_Task_
Identify every line in the records below that contains the word "practising", and copy each of those lines.

-----

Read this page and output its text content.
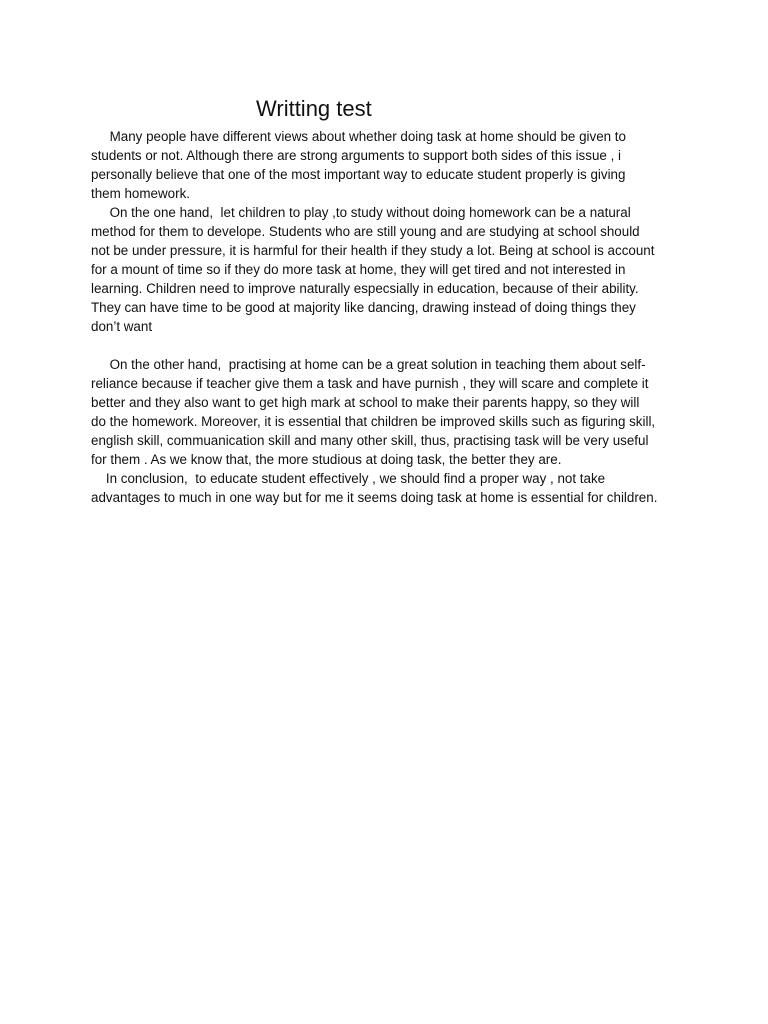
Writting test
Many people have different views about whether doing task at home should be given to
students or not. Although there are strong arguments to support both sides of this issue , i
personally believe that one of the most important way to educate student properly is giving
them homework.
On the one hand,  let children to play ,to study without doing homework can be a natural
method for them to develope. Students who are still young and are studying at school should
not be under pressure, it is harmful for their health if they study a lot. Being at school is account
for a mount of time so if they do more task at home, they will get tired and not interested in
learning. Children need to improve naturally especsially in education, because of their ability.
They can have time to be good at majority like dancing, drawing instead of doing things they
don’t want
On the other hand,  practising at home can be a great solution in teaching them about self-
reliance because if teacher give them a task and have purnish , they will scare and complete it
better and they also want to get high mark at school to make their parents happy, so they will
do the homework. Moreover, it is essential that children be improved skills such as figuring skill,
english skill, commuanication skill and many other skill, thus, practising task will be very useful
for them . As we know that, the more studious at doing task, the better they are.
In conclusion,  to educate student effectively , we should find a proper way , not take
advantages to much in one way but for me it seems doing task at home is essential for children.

-----

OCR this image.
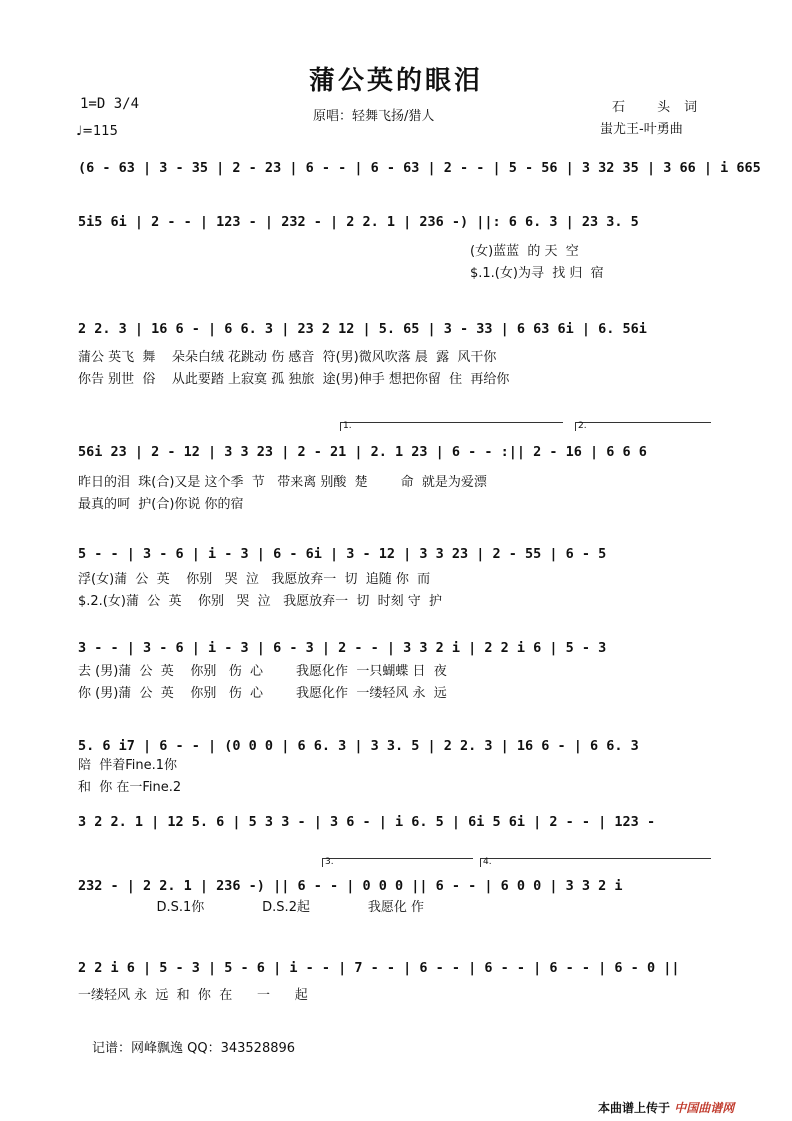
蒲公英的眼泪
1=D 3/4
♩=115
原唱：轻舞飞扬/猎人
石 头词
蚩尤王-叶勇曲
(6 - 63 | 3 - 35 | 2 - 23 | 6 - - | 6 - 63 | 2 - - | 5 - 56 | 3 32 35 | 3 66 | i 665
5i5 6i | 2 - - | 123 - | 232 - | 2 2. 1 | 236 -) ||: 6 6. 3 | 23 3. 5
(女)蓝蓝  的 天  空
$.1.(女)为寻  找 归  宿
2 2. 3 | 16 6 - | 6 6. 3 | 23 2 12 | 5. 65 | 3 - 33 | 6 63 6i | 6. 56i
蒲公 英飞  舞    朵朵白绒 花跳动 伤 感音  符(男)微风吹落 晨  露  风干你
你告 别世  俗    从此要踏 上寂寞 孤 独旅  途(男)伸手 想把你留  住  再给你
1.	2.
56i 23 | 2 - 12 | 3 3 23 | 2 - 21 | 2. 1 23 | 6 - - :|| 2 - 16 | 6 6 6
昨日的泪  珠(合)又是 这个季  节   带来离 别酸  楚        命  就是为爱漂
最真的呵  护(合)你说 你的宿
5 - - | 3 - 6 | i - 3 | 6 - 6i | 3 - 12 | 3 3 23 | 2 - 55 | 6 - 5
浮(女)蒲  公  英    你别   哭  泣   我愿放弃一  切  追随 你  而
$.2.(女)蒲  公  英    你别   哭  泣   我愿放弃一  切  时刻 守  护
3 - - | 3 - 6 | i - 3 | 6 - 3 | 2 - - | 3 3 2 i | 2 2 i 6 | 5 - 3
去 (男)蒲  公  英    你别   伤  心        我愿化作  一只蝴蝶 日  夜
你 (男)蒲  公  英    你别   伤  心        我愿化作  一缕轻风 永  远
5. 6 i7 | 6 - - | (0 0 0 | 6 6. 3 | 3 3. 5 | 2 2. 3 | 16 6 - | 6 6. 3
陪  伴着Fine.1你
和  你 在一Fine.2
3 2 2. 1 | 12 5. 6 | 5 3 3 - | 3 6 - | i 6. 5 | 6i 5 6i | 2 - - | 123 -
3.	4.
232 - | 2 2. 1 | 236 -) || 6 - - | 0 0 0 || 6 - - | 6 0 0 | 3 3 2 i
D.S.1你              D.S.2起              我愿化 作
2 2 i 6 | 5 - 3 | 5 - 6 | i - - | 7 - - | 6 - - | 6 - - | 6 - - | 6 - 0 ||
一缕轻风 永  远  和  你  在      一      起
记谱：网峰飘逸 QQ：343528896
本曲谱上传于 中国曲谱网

-----

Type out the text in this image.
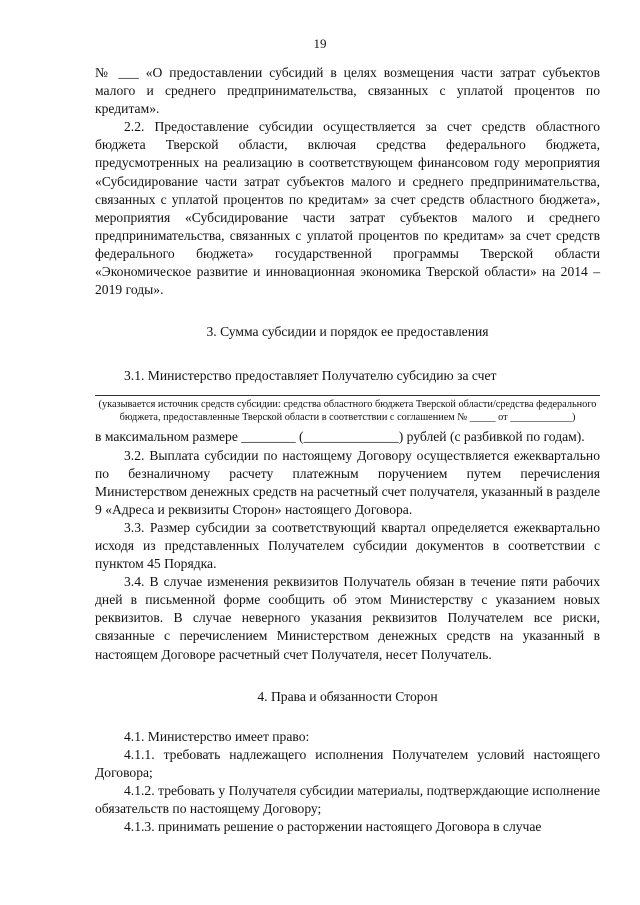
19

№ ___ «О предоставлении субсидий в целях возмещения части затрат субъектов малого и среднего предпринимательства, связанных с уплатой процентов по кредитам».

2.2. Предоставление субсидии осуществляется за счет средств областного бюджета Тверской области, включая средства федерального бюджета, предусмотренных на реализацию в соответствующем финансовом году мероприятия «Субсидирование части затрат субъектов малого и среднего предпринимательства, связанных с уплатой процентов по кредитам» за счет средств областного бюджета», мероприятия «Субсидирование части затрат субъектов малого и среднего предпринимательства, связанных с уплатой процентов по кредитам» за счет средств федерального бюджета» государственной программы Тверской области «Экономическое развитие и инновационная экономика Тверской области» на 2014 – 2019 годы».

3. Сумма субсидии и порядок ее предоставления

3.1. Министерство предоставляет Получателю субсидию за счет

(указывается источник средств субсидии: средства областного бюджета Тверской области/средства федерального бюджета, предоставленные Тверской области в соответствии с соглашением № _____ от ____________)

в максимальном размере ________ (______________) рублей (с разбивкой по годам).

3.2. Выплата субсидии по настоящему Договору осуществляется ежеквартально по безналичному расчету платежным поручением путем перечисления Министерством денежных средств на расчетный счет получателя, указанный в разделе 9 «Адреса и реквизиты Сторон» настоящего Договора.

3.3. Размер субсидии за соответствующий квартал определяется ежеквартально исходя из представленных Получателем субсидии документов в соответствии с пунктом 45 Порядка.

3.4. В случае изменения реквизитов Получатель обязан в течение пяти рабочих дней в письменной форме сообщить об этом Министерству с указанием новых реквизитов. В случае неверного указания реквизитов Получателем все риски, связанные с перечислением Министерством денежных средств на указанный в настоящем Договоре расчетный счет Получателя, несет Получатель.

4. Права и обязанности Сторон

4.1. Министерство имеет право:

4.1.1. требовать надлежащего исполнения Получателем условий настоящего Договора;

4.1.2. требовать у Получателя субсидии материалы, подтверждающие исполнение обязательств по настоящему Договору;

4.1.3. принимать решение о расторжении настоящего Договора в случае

-----

_Task result_
On the other hand,  practising at home can be a great solution in teaching them about self-
english skill, commuanication skill and many other skill, thus, practising task will be very useful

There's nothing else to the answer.